Read through the data and report every line in which the word "CLOSE" occurs.
Start of Entries provided
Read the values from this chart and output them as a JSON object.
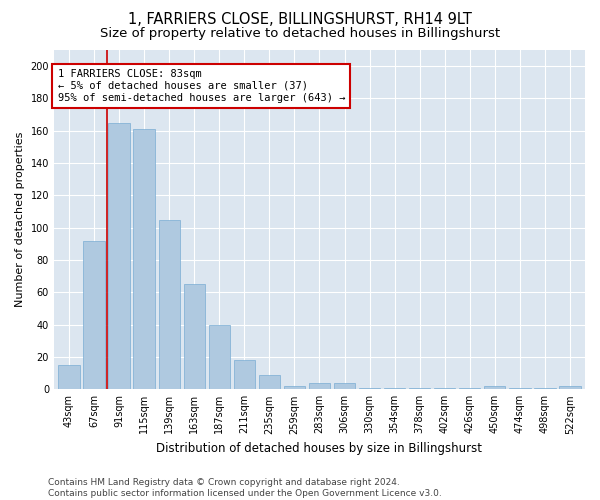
{
  "title": "1, FARRIERS CLOSE, BILLINGSHURST, RH14 9LT",
  "subtitle": "Size of property relative to detached houses in Billingshurst",
  "xlabel": "Distribution of detached houses by size in Billingshurst",
  "ylabel": "Number of detached properties",
  "categories": [
    "43sqm",
    "67sqm",
    "91sqm",
    "115sqm",
    "139sqm",
    "163sqm",
    "187sqm",
    "211sqm",
    "235sqm",
    "259sqm",
    "283sqm",
    "306sqm",
    "330sqm",
    "354sqm",
    "378sqm",
    "402sqm",
    "426sqm",
    "450sqm",
    "474sqm",
    "498sqm",
    "522sqm"
  ],
  "values": [
    15,
    92,
    165,
    161,
    105,
    65,
    40,
    18,
    9,
    2,
    4,
    4,
    1,
    1,
    1,
    1,
    1,
    2,
    1,
    1,
    2
  ],
  "bar_color": "#afc9e0",
  "bar_edge_color": "#7aadd4",
  "vline_x": 1.5,
  "vline_color": "#cc0000",
  "annotation_text": "1 FARRIERS CLOSE: 83sqm\n← 5% of detached houses are smaller (37)\n95% of semi-detached houses are larger (643) →",
  "annotation_box_color": "#cc0000",
  "ylim": [
    0,
    210
  ],
  "yticks": [
    0,
    20,
    40,
    60,
    80,
    100,
    120,
    140,
    160,
    180,
    200
  ],
  "background_color": "#dce6f0",
  "footer_text": "Contains HM Land Registry data © Crown copyright and database right 2024.\nContains public sector information licensed under the Open Government Licence v3.0.",
  "title_fontsize": 10.5,
  "subtitle_fontsize": 9.5,
  "xlabel_fontsize": 8.5,
  "ylabel_fontsize": 8,
  "tick_fontsize": 7,
  "annotation_fontsize": 7.5,
  "footer_fontsize": 6.5
}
End of Entries provided
_Response below_
  "title": "1, FARRIERS CLOSE, BILLINGSHURST, RH14 9LT",
  "annotation_text": "1 FARRIERS CLOSE: 83sqm\n← 5% of detached houses are smaller (37)\n95% of semi-detached houses are larger (643) →",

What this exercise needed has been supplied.